The request
Locate the word "name" in the material, then show every line that holds it.

Dataset entries
+++++
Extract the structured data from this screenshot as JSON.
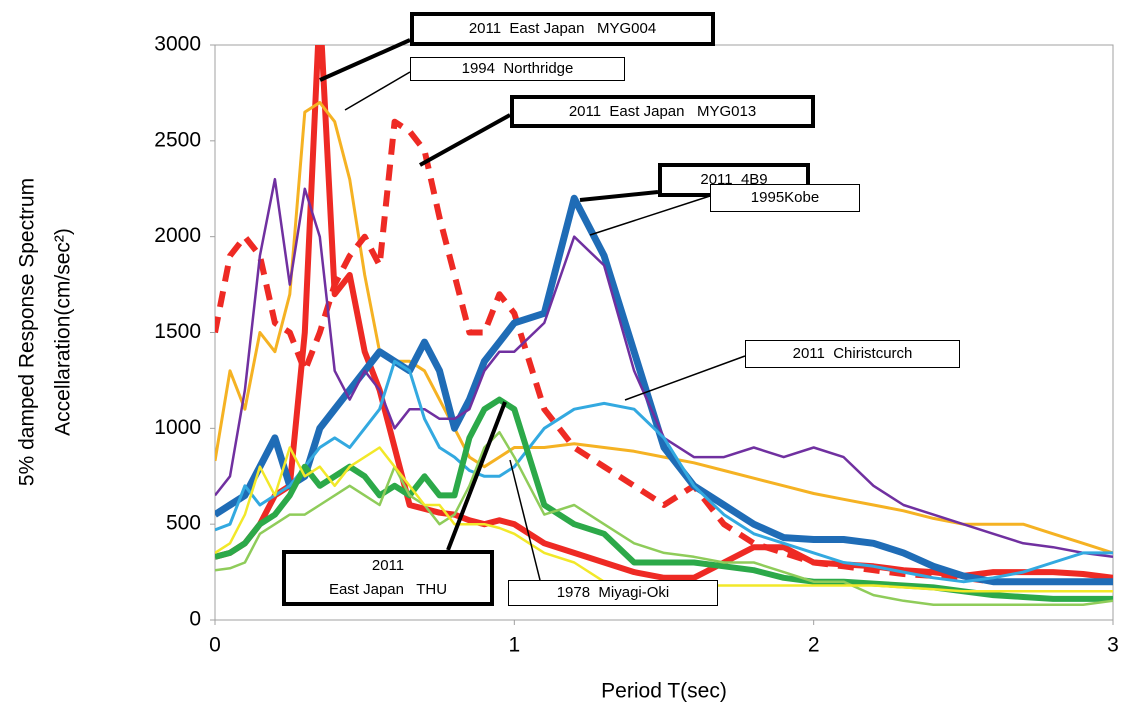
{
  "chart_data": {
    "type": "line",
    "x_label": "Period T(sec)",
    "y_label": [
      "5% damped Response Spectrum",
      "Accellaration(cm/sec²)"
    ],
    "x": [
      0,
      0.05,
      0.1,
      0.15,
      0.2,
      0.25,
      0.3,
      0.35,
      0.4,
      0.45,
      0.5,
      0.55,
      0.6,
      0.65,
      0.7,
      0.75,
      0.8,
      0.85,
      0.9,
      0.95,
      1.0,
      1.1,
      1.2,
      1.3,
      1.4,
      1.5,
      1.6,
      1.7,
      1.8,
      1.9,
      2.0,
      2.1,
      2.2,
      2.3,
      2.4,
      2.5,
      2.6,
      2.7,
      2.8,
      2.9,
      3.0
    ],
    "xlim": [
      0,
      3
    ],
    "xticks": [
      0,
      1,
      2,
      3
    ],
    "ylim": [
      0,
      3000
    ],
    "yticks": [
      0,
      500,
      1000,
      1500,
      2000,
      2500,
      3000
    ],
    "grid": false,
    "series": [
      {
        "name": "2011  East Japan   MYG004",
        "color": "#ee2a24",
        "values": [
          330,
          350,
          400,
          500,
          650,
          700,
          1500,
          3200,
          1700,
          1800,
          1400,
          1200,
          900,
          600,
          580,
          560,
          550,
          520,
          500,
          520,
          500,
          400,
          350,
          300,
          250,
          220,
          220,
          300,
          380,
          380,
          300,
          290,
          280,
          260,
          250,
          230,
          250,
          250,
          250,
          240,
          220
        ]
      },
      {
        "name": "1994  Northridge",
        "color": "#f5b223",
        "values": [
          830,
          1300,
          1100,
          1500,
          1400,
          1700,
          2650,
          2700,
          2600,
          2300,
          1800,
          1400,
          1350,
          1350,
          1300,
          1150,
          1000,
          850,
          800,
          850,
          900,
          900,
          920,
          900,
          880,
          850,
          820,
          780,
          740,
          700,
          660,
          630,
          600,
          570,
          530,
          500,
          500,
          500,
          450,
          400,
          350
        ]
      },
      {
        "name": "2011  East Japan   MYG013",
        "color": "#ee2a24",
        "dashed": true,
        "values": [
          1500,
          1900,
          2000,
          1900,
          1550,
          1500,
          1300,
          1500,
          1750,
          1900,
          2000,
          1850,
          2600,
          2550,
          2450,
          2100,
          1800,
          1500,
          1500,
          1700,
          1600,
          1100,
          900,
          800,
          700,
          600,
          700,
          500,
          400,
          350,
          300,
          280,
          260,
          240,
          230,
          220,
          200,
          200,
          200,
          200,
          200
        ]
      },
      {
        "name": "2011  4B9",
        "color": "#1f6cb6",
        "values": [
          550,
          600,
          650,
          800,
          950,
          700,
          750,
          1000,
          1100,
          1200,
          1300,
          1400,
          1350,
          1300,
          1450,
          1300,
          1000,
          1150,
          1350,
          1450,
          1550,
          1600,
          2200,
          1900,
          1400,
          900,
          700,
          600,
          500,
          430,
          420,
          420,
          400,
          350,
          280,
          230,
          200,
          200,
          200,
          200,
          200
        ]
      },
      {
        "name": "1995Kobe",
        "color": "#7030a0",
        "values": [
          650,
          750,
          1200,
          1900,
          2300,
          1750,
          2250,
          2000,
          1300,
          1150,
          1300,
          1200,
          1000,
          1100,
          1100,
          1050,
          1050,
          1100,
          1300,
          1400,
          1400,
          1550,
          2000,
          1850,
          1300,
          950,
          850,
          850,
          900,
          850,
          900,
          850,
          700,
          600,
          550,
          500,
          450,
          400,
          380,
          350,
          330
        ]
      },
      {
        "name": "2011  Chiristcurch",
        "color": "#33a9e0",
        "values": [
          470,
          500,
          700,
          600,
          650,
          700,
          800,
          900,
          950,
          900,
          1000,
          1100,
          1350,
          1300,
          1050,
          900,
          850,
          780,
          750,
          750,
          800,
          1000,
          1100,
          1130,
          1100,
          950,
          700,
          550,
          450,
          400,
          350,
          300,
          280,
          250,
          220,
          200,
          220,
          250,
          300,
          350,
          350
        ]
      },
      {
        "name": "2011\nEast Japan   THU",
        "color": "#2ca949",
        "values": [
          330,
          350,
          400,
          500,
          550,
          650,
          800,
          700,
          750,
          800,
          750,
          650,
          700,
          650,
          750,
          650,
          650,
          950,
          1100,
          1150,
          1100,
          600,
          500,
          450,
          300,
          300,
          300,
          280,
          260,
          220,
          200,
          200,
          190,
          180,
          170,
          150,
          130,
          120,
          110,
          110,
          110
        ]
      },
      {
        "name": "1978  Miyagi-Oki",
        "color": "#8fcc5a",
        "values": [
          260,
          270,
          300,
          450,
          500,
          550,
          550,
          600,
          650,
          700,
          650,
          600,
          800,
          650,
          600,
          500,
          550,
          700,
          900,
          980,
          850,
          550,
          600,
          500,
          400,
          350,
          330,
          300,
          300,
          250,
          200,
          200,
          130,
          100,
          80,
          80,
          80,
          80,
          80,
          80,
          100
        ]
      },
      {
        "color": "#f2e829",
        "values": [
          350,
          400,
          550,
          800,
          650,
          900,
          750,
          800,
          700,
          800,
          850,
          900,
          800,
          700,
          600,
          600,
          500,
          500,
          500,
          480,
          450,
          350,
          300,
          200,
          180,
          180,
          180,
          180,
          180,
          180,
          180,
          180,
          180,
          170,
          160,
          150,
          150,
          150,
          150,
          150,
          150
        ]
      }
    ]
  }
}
+++++
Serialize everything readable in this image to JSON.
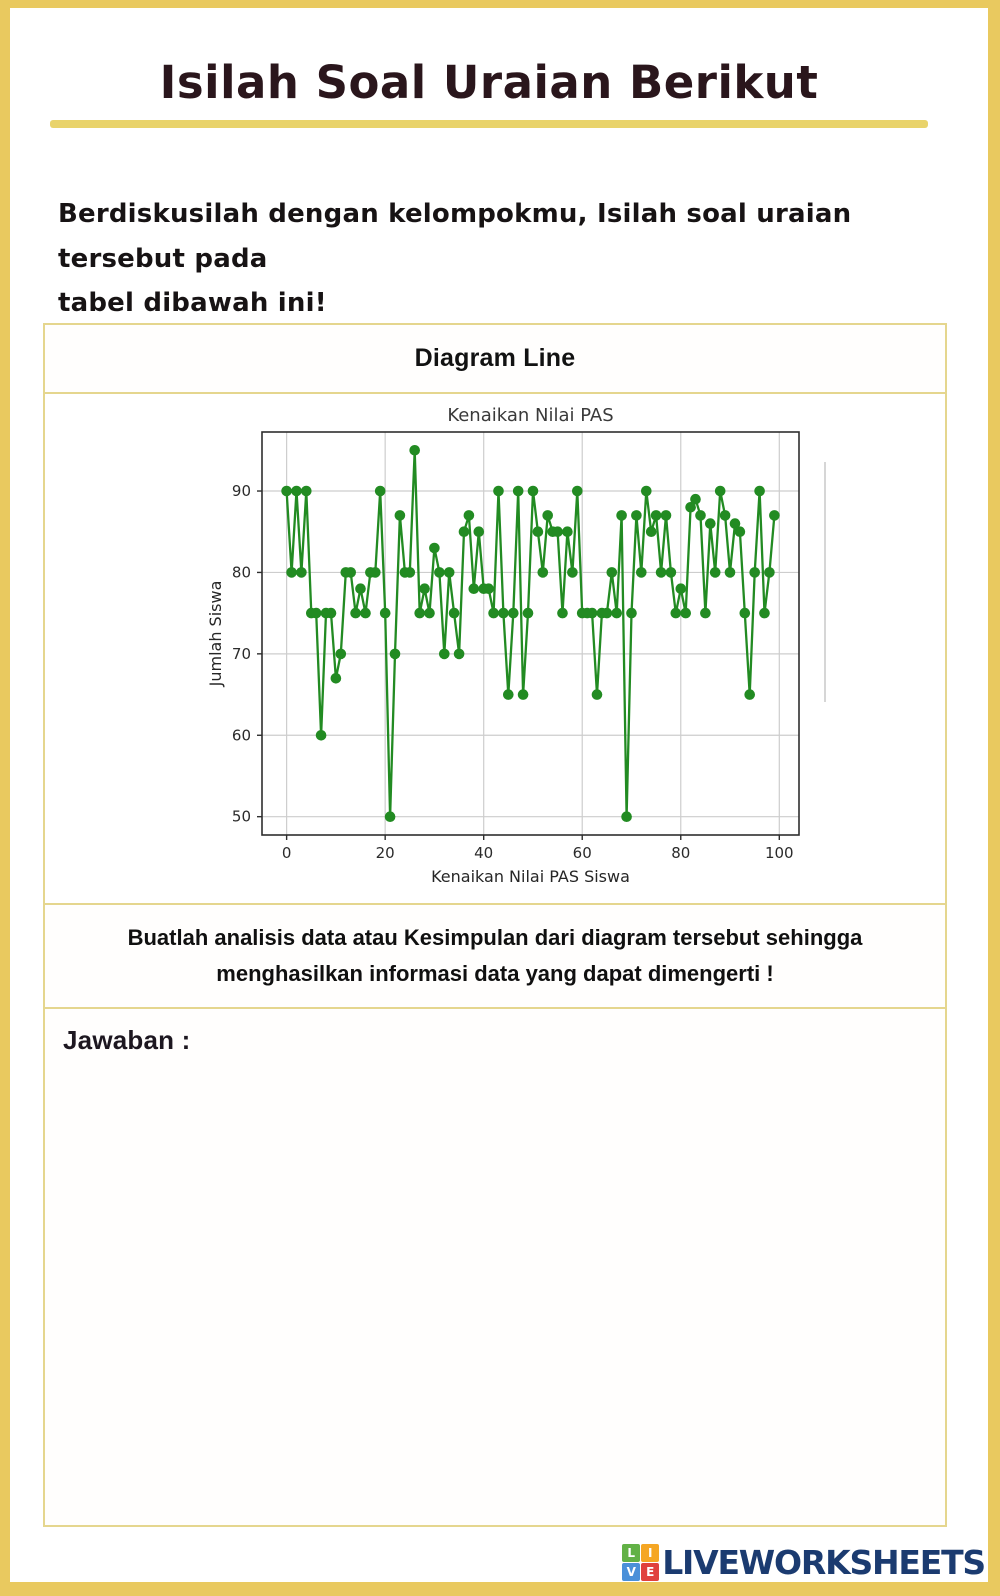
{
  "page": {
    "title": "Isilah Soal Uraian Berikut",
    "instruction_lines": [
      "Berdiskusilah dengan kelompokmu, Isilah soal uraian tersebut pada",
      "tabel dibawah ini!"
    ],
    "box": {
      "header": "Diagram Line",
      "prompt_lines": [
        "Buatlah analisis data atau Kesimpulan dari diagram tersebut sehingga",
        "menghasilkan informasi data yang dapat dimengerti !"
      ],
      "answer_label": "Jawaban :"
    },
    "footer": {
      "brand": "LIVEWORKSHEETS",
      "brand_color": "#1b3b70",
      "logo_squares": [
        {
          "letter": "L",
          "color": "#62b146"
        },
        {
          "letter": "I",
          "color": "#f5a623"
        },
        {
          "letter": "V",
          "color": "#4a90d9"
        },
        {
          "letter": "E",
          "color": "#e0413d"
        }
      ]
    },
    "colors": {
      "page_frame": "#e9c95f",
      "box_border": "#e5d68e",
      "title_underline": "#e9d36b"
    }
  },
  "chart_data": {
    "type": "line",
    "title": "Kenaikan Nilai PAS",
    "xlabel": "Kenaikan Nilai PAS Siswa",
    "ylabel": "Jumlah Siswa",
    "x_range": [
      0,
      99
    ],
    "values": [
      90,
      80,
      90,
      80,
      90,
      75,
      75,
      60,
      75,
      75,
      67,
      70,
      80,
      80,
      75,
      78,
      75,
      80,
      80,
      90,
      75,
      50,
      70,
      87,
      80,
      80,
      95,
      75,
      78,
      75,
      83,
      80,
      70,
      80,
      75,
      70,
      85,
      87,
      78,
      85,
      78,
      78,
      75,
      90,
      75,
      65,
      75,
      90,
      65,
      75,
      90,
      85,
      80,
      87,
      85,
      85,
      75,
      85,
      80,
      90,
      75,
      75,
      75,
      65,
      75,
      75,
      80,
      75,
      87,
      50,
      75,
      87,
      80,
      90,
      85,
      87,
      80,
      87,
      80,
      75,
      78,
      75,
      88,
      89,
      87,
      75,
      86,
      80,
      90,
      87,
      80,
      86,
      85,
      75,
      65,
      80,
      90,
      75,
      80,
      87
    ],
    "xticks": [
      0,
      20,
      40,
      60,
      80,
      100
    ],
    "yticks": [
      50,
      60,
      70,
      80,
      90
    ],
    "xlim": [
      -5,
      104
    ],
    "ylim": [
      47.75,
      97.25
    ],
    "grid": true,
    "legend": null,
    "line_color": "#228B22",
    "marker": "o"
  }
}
+++++
Solution to this task
        "name": "2011  East Japan   MYG004",
        "name": "1994  Northridge",
        "name": "2011  East Japan   MYG013",
        "name": "2011  4B9",
        "name": "1995Kobe",
        "name": "2011  Chiristcurch",
        "name": "2011\nEast Japan   THU",
        "name": "1978  Miyagi-Oki",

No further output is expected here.